## [ENTRIES SHOWN]
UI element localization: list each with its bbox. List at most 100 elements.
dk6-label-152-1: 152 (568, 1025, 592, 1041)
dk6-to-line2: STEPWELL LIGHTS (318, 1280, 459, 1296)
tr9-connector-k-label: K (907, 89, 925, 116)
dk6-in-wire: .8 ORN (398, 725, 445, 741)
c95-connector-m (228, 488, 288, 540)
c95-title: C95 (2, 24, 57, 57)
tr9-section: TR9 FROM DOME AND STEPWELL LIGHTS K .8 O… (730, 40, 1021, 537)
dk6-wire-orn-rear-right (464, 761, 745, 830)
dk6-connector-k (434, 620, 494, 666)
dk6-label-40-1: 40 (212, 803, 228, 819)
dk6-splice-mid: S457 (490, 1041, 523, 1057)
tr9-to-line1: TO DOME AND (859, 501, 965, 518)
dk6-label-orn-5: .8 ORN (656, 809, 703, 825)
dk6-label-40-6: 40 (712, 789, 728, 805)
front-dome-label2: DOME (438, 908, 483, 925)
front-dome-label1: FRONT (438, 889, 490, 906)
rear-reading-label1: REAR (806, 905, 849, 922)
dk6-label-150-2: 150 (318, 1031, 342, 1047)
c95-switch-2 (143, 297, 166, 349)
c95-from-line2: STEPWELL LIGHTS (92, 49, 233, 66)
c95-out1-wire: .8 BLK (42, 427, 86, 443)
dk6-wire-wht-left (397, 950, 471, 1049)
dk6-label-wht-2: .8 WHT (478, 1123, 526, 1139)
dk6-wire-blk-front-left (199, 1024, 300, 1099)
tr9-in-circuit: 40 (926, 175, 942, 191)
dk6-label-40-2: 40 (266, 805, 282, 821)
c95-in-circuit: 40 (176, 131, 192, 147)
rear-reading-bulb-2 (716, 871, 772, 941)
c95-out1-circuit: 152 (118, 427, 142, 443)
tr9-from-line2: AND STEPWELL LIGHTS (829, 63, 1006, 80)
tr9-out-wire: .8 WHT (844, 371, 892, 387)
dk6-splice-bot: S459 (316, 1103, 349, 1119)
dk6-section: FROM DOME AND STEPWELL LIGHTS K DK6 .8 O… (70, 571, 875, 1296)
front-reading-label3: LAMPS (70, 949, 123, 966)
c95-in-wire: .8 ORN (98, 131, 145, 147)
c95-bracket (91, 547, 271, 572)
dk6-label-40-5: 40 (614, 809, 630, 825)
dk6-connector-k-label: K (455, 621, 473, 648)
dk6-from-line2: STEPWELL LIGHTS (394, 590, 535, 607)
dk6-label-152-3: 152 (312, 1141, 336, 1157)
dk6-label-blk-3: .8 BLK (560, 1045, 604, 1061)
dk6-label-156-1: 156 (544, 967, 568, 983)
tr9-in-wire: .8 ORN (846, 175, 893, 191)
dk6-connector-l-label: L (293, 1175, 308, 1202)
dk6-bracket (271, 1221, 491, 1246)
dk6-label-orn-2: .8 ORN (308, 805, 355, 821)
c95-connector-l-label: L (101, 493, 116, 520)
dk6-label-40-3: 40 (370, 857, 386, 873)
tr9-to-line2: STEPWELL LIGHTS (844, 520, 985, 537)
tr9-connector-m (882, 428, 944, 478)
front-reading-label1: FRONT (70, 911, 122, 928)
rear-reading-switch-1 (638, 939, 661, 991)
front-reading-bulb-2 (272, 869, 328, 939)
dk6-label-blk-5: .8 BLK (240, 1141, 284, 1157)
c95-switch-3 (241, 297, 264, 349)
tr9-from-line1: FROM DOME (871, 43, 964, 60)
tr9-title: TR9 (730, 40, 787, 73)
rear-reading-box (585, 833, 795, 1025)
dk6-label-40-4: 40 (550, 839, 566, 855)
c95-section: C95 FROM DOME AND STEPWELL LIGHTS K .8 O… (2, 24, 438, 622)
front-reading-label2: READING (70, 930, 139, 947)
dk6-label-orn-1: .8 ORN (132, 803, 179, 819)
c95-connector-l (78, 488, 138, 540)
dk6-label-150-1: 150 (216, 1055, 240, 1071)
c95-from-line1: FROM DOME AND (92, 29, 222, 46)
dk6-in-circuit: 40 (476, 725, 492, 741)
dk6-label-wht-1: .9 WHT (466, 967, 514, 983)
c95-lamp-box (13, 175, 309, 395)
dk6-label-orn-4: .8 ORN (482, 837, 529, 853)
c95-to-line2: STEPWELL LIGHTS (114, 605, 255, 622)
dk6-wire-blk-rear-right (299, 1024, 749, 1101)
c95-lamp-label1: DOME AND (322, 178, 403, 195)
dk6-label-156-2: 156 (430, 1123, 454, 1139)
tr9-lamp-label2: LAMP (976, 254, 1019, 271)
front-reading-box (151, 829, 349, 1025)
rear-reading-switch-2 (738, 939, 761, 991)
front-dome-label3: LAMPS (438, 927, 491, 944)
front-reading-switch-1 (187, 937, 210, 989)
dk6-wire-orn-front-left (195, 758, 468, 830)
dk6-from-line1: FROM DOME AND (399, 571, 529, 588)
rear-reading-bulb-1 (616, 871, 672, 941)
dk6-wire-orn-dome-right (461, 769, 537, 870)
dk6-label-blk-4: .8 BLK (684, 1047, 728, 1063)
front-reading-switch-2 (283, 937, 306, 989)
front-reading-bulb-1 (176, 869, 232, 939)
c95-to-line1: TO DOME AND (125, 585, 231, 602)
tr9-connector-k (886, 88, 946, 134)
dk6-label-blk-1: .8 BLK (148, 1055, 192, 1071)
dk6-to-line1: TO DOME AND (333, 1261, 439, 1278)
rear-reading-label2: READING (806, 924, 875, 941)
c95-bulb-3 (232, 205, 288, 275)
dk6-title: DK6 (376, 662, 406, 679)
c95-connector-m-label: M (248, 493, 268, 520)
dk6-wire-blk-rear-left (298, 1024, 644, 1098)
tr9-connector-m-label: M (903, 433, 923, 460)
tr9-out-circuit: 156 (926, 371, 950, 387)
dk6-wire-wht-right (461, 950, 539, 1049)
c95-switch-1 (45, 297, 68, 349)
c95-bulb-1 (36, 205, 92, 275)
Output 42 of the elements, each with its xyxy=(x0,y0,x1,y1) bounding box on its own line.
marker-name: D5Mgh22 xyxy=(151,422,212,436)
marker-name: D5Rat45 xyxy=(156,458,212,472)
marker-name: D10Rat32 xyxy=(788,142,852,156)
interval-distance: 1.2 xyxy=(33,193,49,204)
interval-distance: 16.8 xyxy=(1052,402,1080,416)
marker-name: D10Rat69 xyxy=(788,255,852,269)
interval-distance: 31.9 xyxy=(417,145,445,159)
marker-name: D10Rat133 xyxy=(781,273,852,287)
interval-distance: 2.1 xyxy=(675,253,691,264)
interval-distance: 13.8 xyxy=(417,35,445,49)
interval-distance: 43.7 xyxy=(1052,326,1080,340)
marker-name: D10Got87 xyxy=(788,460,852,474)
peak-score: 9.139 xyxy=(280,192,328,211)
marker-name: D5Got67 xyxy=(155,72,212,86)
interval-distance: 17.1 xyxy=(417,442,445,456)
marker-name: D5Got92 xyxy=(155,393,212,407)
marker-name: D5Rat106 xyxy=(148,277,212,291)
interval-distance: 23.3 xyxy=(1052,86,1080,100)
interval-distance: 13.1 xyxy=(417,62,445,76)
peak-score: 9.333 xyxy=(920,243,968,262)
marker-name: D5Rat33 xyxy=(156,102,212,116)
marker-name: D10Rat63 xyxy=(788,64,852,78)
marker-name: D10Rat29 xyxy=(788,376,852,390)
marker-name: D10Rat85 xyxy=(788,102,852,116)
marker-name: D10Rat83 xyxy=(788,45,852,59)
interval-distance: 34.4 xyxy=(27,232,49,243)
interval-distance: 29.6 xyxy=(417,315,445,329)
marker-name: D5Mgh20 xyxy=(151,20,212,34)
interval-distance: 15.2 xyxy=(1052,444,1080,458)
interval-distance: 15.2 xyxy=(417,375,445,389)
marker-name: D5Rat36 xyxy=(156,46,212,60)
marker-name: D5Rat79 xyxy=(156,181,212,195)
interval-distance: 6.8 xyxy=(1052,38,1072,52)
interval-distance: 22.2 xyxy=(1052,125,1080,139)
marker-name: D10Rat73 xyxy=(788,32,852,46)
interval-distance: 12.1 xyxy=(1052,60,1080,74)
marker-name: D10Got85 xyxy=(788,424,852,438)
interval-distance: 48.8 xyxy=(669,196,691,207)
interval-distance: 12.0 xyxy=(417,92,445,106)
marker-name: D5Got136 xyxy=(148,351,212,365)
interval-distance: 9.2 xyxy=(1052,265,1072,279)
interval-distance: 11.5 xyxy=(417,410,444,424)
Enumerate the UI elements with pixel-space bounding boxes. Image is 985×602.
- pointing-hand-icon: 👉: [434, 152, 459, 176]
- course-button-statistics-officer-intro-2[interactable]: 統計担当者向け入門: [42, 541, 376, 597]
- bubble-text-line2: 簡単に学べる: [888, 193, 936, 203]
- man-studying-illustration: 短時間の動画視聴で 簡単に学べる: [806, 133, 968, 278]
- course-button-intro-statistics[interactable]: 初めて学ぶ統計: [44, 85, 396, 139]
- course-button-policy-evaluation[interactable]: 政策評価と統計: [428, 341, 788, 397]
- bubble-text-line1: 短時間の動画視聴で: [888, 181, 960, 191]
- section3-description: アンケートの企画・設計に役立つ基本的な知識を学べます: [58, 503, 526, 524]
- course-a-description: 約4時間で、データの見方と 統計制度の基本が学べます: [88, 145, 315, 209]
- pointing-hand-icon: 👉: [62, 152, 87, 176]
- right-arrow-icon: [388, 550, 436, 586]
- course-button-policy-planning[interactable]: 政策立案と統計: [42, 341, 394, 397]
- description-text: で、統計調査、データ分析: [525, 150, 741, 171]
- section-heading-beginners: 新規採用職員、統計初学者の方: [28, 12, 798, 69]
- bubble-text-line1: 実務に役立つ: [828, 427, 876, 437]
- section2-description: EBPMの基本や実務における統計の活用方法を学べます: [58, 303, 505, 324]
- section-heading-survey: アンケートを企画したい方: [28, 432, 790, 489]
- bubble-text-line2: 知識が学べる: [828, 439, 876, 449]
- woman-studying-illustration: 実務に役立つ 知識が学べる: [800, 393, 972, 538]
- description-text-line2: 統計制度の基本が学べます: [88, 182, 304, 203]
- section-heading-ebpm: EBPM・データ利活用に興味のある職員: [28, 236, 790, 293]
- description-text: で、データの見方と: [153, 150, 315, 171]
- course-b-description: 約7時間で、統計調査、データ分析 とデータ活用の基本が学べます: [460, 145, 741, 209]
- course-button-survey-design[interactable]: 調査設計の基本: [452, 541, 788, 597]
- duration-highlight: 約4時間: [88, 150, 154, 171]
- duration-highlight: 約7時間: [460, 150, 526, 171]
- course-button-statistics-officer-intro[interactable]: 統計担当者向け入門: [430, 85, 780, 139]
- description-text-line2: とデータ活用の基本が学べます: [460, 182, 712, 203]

## [PROBLEM TO SOLVE]
Below the listing, set down the lines running from the start of the listing through the line containing "dk6-wire-blk-front-left (199, 1024, 300, 1099)", inclusive, exactly as they appear.

## [THE RESULT]
UI element localization: list each with its bbox. List at most 100 elements.
dk6-label-152-1: 152 (568, 1025, 592, 1041)
dk6-to-line2: STEPWELL LIGHTS (318, 1280, 459, 1296)
tr9-connector-k-label: K (907, 89, 925, 116)
dk6-in-wire: .8 ORN (398, 725, 445, 741)
c95-connector-m (228, 488, 288, 540)
c95-title: C95 (2, 24, 57, 57)
tr9-section: TR9 FROM DOME AND STEPWELL LIGHTS K .8 O… (730, 40, 1021, 537)
dk6-wire-orn-rear-right (464, 761, 745, 830)
dk6-connector-k (434, 620, 494, 666)
dk6-label-40-1: 40 (212, 803, 228, 819)
dk6-splice-mid: S457 (490, 1041, 523, 1057)
tr9-to-line1: TO DOME AND (859, 501, 965, 518)
dk6-label-orn-5: .8 ORN (656, 809, 703, 825)
dk6-label-40-6: 40 (712, 789, 728, 805)
front-dome-label2: DOME (438, 908, 483, 925)
front-dome-label1: FRONT (438, 889, 490, 906)
rear-reading-label1: REAR (806, 905, 849, 922)
dk6-label-150-2: 150 (318, 1031, 342, 1047)
c95-switch-2 (143, 297, 166, 349)
c95-from-line2: STEPWELL LIGHTS (92, 49, 233, 66)
c95-out1-wire: .8 BLK (42, 427, 86, 443)
dk6-wire-wht-left (397, 950, 471, 1049)
dk6-label-wht-2: .8 WHT (478, 1123, 526, 1139)
dk6-wire-blk-front-left (199, 1024, 300, 1099)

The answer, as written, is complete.